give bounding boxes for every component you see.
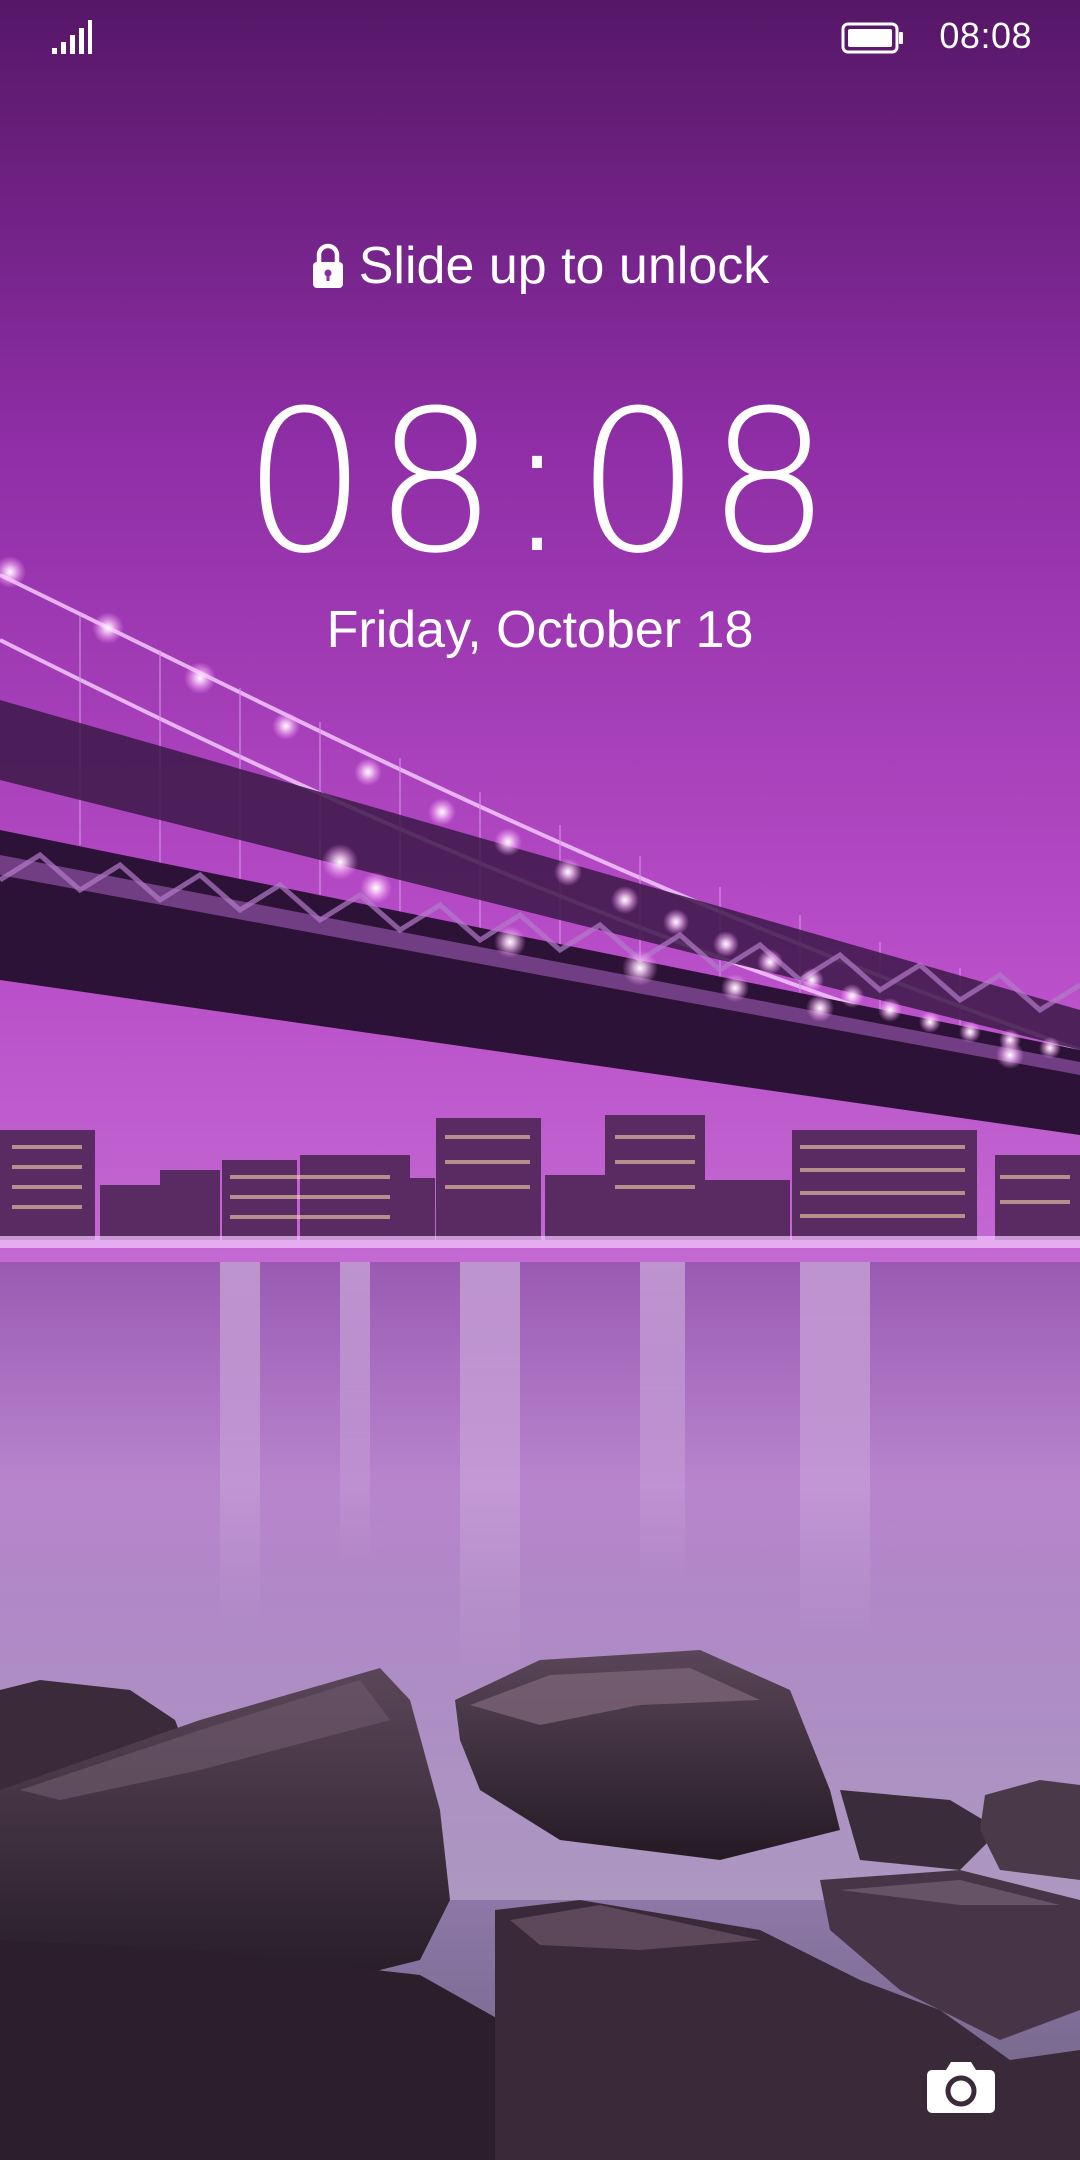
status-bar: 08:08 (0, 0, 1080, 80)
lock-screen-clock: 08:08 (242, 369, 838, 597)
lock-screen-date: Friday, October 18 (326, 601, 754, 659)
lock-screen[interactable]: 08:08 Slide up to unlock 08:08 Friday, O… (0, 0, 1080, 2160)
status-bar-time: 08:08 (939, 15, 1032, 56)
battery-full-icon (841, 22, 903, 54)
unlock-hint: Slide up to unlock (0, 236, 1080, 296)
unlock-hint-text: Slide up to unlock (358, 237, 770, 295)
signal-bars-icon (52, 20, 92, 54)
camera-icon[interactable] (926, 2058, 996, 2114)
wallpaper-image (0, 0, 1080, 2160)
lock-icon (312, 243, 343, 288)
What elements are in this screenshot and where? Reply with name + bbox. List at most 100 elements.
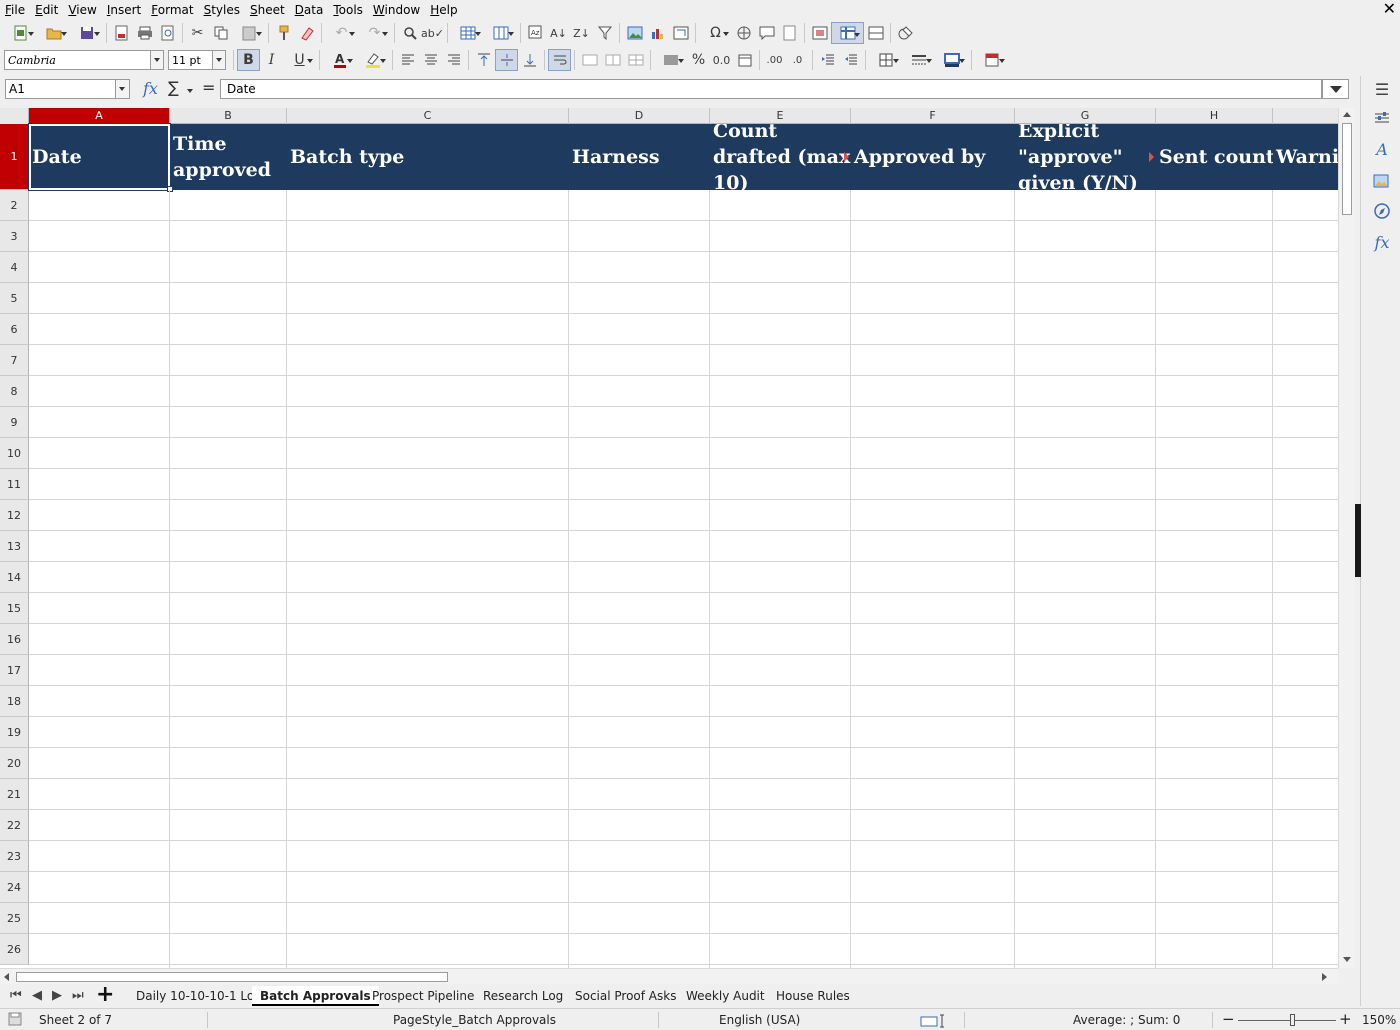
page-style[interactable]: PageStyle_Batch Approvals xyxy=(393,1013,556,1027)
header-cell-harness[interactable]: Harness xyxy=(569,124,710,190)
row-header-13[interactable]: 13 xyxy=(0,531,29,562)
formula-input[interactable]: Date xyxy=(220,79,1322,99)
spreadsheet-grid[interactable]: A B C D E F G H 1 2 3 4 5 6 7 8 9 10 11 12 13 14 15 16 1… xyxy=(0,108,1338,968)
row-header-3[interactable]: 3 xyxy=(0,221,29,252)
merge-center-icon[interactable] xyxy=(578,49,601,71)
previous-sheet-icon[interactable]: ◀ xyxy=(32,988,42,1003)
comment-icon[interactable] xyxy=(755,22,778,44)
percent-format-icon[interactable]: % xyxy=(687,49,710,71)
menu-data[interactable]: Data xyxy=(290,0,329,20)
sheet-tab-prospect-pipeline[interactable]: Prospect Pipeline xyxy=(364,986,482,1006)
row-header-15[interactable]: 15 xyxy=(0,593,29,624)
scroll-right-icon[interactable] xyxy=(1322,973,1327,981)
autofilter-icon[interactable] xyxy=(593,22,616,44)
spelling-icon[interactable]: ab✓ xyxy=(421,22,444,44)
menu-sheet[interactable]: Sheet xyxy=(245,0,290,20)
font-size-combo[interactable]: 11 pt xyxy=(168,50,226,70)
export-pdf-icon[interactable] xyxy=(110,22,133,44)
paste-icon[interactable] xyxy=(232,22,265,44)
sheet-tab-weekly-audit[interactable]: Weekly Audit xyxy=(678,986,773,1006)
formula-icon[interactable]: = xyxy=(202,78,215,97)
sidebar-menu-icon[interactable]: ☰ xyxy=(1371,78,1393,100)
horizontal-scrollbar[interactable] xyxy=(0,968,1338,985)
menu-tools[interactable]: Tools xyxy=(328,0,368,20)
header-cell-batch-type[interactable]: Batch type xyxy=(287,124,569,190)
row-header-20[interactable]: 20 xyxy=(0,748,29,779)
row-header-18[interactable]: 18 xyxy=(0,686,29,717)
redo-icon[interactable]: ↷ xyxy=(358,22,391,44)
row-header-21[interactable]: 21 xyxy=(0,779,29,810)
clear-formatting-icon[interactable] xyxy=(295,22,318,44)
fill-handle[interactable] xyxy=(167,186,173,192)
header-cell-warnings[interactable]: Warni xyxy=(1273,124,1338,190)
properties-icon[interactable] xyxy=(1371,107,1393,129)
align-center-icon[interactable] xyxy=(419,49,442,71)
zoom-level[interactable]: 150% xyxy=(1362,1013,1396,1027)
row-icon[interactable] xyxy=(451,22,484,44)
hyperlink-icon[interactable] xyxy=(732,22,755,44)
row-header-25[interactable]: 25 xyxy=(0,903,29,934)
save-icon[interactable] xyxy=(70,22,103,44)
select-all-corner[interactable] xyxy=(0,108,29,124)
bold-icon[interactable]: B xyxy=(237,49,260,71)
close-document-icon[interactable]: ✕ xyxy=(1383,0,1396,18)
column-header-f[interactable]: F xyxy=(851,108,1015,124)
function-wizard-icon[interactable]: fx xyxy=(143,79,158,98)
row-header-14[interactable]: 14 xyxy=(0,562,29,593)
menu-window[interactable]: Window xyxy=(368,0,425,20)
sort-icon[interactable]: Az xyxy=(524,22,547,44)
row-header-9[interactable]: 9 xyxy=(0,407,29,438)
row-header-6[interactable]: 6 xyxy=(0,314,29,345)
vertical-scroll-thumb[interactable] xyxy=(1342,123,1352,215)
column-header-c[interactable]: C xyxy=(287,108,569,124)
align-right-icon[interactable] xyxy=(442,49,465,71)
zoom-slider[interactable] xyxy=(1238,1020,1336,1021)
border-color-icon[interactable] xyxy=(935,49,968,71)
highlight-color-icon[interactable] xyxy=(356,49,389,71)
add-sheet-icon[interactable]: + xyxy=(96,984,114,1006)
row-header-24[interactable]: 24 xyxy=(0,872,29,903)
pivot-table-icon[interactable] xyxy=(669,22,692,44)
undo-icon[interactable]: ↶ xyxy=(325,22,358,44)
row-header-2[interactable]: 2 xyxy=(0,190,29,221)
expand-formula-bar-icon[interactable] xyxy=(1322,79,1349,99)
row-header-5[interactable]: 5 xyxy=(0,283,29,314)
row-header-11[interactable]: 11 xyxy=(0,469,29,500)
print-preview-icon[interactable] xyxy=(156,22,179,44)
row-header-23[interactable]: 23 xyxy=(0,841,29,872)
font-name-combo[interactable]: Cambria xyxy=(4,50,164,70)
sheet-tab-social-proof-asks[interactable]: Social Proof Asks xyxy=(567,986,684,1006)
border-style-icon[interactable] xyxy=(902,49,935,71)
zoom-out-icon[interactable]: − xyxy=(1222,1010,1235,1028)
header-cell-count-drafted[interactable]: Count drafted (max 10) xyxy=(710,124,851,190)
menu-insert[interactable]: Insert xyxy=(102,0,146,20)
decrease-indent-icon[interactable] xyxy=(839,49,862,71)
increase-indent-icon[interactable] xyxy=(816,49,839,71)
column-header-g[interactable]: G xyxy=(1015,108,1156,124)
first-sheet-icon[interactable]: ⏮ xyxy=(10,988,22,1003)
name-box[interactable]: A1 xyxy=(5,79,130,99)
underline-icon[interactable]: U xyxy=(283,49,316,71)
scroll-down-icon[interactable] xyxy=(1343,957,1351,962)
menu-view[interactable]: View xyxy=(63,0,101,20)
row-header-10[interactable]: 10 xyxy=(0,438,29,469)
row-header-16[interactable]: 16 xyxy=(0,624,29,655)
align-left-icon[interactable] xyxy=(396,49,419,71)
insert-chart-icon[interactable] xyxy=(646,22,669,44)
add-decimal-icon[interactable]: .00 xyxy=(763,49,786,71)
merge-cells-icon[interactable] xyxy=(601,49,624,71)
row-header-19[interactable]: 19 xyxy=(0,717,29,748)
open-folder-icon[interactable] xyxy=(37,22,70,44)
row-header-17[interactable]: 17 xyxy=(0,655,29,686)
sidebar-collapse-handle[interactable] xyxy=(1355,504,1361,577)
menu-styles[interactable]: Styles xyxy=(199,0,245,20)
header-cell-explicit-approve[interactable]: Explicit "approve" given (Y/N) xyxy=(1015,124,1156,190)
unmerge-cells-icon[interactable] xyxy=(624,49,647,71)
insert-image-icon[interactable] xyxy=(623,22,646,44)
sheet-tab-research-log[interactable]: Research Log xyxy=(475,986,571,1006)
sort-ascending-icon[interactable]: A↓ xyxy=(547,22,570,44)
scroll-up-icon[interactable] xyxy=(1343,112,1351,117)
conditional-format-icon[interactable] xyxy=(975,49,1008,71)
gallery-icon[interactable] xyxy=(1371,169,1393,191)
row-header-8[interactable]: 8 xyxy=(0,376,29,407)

- _PROBLEM_: Rewrite all of the lines above, replacing "bounding boxes" with "coordinates" and changing nothing else. Leave the pictures out.

- _FULL OUTPUT_:
give coordinates for every component you see.
status-bar: 08:08 (0, 0, 1080, 80)
lock-screen-clock: 08:08 (242, 369, 838, 597)
lock-screen-date: Friday, October 18 (326, 601, 754, 659)
lock-screen[interactable]: 08:08 Slide up to unlock 08:08 Friday, O… (0, 0, 1080, 2160)
status-bar-time: 08:08 (939, 15, 1032, 56)
battery-full-icon (841, 22, 903, 54)
unlock-hint: Slide up to unlock (0, 236, 1080, 296)
unlock-hint-text: Slide up to unlock (358, 237, 770, 295)
signal-bars-icon (52, 20, 92, 54)
camera-icon[interactable] (926, 2058, 996, 2114)
wallpaper-image (0, 0, 1080, 2160)
lock-icon (312, 243, 343, 288)
What elements are in this screenshot and where? Reply with name + bbox. List at most 100 elements.
page-style[interactable]: PageStyle_Batch Approvals xyxy=(393,1013,556,1027)
header-cell-harness[interactable]: Harness xyxy=(569,124,710,190)
row-header-13[interactable]: 13 xyxy=(0,531,29,562)
formula-input[interactable]: Date xyxy=(220,79,1322,99)
spreadsheet-grid[interactable]: A B C D E F G H 1 2 3 4 5 6 7 8 9 10 11 12 13 14 15 16 1… xyxy=(0,108,1338,968)
row-header-3[interactable]: 3 xyxy=(0,221,29,252)
merge-center-icon[interactable] xyxy=(578,49,601,71)
previous-sheet-icon[interactable]: ◀ xyxy=(32,988,42,1003)
comment-icon[interactable] xyxy=(755,22,778,44)
percent-format-icon[interactable]: % xyxy=(687,49,710,71)
menu-data[interactable]: Data xyxy=(290,0,329,20)
sheet-tab-prospect-pipeline[interactable]: Prospect Pipeline xyxy=(364,986,482,1006)
row-header-15[interactable]: 15 xyxy=(0,593,29,624)
scroll-right-icon[interactable] xyxy=(1322,973,1327,981)
autofilter-icon[interactable] xyxy=(593,22,616,44)
spelling-icon[interactable]: ab✓ xyxy=(421,22,444,44)
menu-sheet[interactable]: Sheet xyxy=(245,0,290,20)
font-size-combo[interactable]: 11 pt xyxy=(168,50,226,70)
export-pdf-icon[interactable] xyxy=(110,22,133,44)
paste-icon[interactable] xyxy=(232,22,265,44)
sheet-tab-weekly-audit[interactable]: Weekly Audit xyxy=(678,986,773,1006)
formula-icon[interactable]: = xyxy=(202,78,215,97)
sidebar-menu-icon[interactable]: ☰ xyxy=(1371,78,1393,100)
horizontal-scrollbar[interactable] xyxy=(0,968,1338,985)
menu-tools[interactable]: Tools xyxy=(328,0,368,20)
header-cell-batch-type[interactable]: Batch type xyxy=(287,124,569,190)
row-header-20[interactable]: 20 xyxy=(0,748,29,779)
row-header-18[interactable]: 18 xyxy=(0,686,29,717)
redo-icon[interactable]: ↷ xyxy=(358,22,391,44)
row-header-21[interactable]: 21 xyxy=(0,779,29,810)
clear-formatting-icon[interactable] xyxy=(295,22,318,44)
fill-handle[interactable] xyxy=(167,186,173,192)
header-cell-warnings[interactable]: Warni xyxy=(1273,124,1338,190)
properties-icon[interactable] xyxy=(1371,107,1393,129)
align-center-icon[interactable] xyxy=(419,49,442,71)
zoom-level[interactable]: 150% xyxy=(1362,1013,1396,1027)
row-icon[interactable] xyxy=(451,22,484,44)
hyperlink-icon[interactable] xyxy=(732,22,755,44)
row-header-25[interactable]: 25 xyxy=(0,903,29,934)
save-icon[interactable] xyxy=(70,22,103,44)
select-all-corner[interactable] xyxy=(0,108,29,124)
bold-icon[interactable]: B xyxy=(237,49,260,71)
close-document-icon[interactable]: ✕ xyxy=(1383,0,1396,18)
column-header-f[interactable]: F xyxy=(851,108,1015,124)
function-wizard-icon[interactable]: fx xyxy=(143,79,158,98)
row-header-14[interactable]: 14 xyxy=(0,562,29,593)
menu-window[interactable]: Window xyxy=(368,0,425,20)
sort-icon[interactable]: Az xyxy=(524,22,547,44)
row-header-9[interactable]: 9 xyxy=(0,407,29,438)
row-header-6[interactable]: 6 xyxy=(0,314,29,345)
vertical-scroll-thumb[interactable] xyxy=(1342,123,1352,215)
column-header-c[interactable]: C xyxy=(287,108,569,124)
align-right-icon[interactable] xyxy=(442,49,465,71)
zoom-slider[interactable] xyxy=(1238,1020,1336,1021)
border-color-icon[interactable] xyxy=(935,49,968,71)
highlight-color-icon[interactable] xyxy=(356,49,389,71)
add-sheet-icon[interactable]: + xyxy=(96,984,114,1006)
row-header-24[interactable]: 24 xyxy=(0,872,29,903)
pivot-table-icon[interactable] xyxy=(669,22,692,44)
undo-icon[interactable]: ↶ xyxy=(325,22,358,44)
row-header-2[interactable]: 2 xyxy=(0,190,29,221)
expand-formula-bar-icon[interactable] xyxy=(1322,79,1349,99)
row-header-5[interactable]: 5 xyxy=(0,283,29,314)
row-header-11[interactable]: 11 xyxy=(0,469,29,500)
print-preview-icon[interactable] xyxy=(156,22,179,44)
row-header-23[interactable]: 23 xyxy=(0,841,29,872)
font-name-combo[interactable]: Cambria xyxy=(4,50,164,70)
sheet-tab-social-proof-asks[interactable]: Social Proof Asks xyxy=(567,986,684,1006)
border-style-icon[interactable] xyxy=(902,49,935,71)
zoom-out-icon[interactable]: − xyxy=(1222,1010,1235,1028)
header-cell-count-drafted[interactable]: Count drafted (max 10) xyxy=(710,124,851,190)
menu-insert[interactable]: Insert xyxy=(102,0,146,20)
decrease-indent-icon[interactable] xyxy=(839,49,862,71)
increase-indent-icon[interactable] xyxy=(816,49,839,71)
column-header-g[interactable]: G xyxy=(1015,108,1156,124)
first-sheet-icon[interactable]: ⏮ xyxy=(10,988,22,1003)
name-box[interactable]: A1 xyxy=(5,79,130,99)
underline-icon[interactable]: U xyxy=(283,49,316,71)
scroll-down-icon[interactable] xyxy=(1343,957,1351,962)
menu-view[interactable]: View xyxy=(63,0,101,20)
row-header-10[interactable]: 10 xyxy=(0,438,29,469)
row-header-16[interactable]: 16 xyxy=(0,624,29,655)
align-left-icon[interactable] xyxy=(396,49,419,71)
insert-chart-icon[interactable] xyxy=(646,22,669,44)
add-decimal-icon[interactable]: .00 xyxy=(763,49,786,71)
merge-cells-icon[interactable] xyxy=(601,49,624,71)
row-header-19[interactable]: 19 xyxy=(0,717,29,748)
open-folder-icon[interactable] xyxy=(37,22,70,44)
row-header-17[interactable]: 17 xyxy=(0,655,29,686)
sidebar-collapse-handle[interactable] xyxy=(1355,504,1361,577)
menu-styles[interactable]: Styles xyxy=(199,0,245,20)
header-cell-explicit-approve[interactable]: Explicit "approve" given (Y/N) xyxy=(1015,124,1156,190)
unmerge-cells-icon[interactable] xyxy=(624,49,647,71)
insert-image-icon[interactable] xyxy=(623,22,646,44)
sheet-tab-research-log[interactable]: Research Log xyxy=(475,986,571,1006)
sort-ascending-icon[interactable]: A↓ xyxy=(547,22,570,44)
scroll-up-icon[interactable] xyxy=(1343,112,1351,117)
conditional-format-icon[interactable] xyxy=(975,49,1008,71)
gallery-icon[interactable] xyxy=(1371,169,1393,191)
row-header-8[interactable]: 8 xyxy=(0,376,29,407)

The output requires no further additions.